- _Work to complete_:
Copy out the record-shop description of the Last Trane pressing below, word for word and in full.

- _Text excerpt_:
--------

This vintage Prestige pressing has the kind of Tubey Magical Midrange that modern records rarely even BEGIN to reproduce. Folks, that sound is gone and it sure isn’t showing signs of coming back. If you love hearing INTO a recording, actually being able to “see” the performers, and feeling as if you are sitting in the studio with the Coltrane and the band, this is the record for you. It’s what vintage all analog recordings are known for — this sound.

If you exclusively play modern repressings of vintage recordings, I can say without fear of contradiction that you have never heard this kind of sound on vinyl. Old records have it — not often, and certainly not always — but maybe one out of a hundred new records do, and those are some pretty long odds.

What the best sides of Last Trane have to offer is not hard to hear:

  • The biggest, most immediate staging in the largest acoustic space
  • The most Tubey Magic, without which you have almost nothing. CDs give you clean and clear. Only the best vintage vinyl pressings offer the kind of Tubey Magic that was on the tapes in 1958 (though the album wasn’t released until 1966)
  • Tight, note-like, rich, full-bodied bass, with the correct amount of weight down low
  • Natural tonality in the midrange — with all the instruments having the correct timbre
  • Transparency and resolution, critical to hearing into the three-dimensional space of the studio

No doubt there’s more but we hope that should do for now. Playing the record is the only way to hear all of the qualities we discuss above, and playing the best pressings against a pile of other copies under rigorously controlled conditions is the only way to find a pressing that sounds as good as this one does.

Copies with rich lower mids and nice extension up top did the best in our shootout, assuming they weren’t veiled or smeary of course. So many things can go wrong on a record! We know, we’ve heard them all.

Top end extension is critical to the sound of the best copies. Lots of old records (and new ones) have no real top end; consequently, the studio or stage will be missing much of its natural air and space, and instruments will lack their full complement of harmonic information.

--------

- _Region boundary data_:
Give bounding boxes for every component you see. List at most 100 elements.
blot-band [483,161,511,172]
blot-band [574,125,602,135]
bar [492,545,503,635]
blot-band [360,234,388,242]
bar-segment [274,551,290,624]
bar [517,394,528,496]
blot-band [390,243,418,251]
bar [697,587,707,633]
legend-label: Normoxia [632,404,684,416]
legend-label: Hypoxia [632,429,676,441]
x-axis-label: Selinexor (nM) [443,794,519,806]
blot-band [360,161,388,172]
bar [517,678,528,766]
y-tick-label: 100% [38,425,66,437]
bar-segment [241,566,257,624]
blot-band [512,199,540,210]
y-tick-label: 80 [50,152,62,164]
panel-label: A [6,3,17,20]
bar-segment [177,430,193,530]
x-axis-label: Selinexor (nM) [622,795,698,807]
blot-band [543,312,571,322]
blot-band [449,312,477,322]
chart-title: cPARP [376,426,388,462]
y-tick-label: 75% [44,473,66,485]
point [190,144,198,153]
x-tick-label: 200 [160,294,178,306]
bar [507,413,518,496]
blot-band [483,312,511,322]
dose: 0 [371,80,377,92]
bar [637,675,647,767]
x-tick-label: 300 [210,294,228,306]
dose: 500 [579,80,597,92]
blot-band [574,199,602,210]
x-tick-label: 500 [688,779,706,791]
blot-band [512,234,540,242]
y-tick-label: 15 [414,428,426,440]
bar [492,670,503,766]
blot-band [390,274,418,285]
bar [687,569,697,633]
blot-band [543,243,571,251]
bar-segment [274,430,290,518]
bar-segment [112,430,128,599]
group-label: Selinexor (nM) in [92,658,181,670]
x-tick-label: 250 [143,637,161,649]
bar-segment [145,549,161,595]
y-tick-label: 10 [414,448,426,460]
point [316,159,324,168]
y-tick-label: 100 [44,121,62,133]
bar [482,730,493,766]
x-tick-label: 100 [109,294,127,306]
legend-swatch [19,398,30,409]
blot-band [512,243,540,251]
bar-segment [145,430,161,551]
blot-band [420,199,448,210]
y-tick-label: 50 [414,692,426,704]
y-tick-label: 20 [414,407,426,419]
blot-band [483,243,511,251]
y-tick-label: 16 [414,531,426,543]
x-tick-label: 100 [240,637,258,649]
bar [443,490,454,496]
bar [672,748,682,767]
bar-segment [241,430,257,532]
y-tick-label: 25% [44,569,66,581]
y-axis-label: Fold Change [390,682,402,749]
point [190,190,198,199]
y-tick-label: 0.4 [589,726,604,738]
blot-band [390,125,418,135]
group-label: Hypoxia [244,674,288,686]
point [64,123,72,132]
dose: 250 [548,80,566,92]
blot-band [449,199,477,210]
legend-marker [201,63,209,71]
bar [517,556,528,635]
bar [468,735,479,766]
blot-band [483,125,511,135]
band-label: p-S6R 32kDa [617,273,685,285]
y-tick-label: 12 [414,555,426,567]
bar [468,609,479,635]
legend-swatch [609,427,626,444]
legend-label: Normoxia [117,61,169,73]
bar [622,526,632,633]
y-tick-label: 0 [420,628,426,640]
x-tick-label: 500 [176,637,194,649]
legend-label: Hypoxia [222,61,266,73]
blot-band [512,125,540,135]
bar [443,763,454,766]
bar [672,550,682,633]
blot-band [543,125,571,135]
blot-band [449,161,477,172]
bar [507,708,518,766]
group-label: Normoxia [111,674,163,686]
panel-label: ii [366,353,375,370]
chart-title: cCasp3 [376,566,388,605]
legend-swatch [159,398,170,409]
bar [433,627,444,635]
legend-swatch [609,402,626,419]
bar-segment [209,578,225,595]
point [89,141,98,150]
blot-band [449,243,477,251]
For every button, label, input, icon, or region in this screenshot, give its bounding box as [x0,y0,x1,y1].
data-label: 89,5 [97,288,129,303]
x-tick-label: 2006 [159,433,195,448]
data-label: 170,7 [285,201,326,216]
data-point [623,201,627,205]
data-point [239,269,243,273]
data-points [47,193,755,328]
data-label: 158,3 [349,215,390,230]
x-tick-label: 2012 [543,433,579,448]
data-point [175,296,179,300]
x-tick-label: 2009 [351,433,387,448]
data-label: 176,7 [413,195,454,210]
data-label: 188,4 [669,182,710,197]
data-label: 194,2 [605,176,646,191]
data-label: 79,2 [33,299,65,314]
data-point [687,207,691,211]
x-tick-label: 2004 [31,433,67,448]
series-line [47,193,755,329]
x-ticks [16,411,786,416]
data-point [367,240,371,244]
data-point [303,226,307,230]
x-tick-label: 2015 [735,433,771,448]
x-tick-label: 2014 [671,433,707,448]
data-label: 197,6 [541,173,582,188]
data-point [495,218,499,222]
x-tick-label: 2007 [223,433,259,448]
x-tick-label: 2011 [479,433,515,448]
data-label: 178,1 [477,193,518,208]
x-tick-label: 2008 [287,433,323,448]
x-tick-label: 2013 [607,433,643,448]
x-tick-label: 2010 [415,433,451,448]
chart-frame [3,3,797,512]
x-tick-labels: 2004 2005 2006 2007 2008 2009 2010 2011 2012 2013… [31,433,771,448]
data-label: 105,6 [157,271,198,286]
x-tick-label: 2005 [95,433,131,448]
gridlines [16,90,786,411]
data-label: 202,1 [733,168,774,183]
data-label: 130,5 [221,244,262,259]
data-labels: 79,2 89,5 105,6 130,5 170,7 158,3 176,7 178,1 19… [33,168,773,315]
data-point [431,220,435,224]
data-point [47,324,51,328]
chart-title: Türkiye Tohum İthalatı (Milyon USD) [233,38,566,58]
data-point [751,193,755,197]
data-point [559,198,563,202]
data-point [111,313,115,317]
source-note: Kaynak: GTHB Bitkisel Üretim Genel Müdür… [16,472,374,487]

--------

- _Solution below_:
This vintage Prestige pressing has the kind of Tubey Magical Midrange that modern records rarely even BEGIN to reproduce. Folks, that sound is gone and it sure isn’t showing signs of coming back. If you love hearing INTO a recording, actually being able to “see” the performers, and feeling as if you are sitting in the studio with the Coltrane and the band, this is the record for you. It’s what vintage all analog recordings are known for — this sound.

If you exclusively play modern repressings of vintage recordings, I can say without fear of contradiction that you have never heard this kind of sound on vinyl. Old records have it — not often, and certainly not always — but maybe one out of a hundred new records do, and those are some pretty long odds.

What the best sides of Last Trane have to offer is not hard to hear:

  • The biggest, most immediate staging in the largest acoustic space
  • The most Tubey Magic, without which you have almost nothing. CDs give you clean and clear. Only the best vintage vinyl pressings offer the kind of Tubey Magic that was on the tapes in 1958 (though the album wasn’t released until 1966)
  • Tight, note-like, rich, full-bodied bass, with the correct amount of weight down low
  • Natural tonality in the midrange — with all the instruments having the correct timbre
  • Transparency and resolution, critical to hearing into the three-dimensional space of the studio

No doubt there’s more but we hope that should do for now. Playing the record is the only way to hear all of the qualities we discuss above, and playing the best pressings against a pile of other copies under rigorously controlled conditions is the only way to find a pressing that sounds as good as this one does.

Copies with rich lower mids and nice extension up top did the best in our shootout, assuming they weren’t veiled or smeary of course. So many things can go wrong on a record! We know, we’ve heard them all.

Top end extension is critical to the sound of the best copies. Lots of old records (and new ones) have no real top end; consequently, the studio or stage will be missing much of its natural air and space, and instruments will lack their full complement of harmonic information.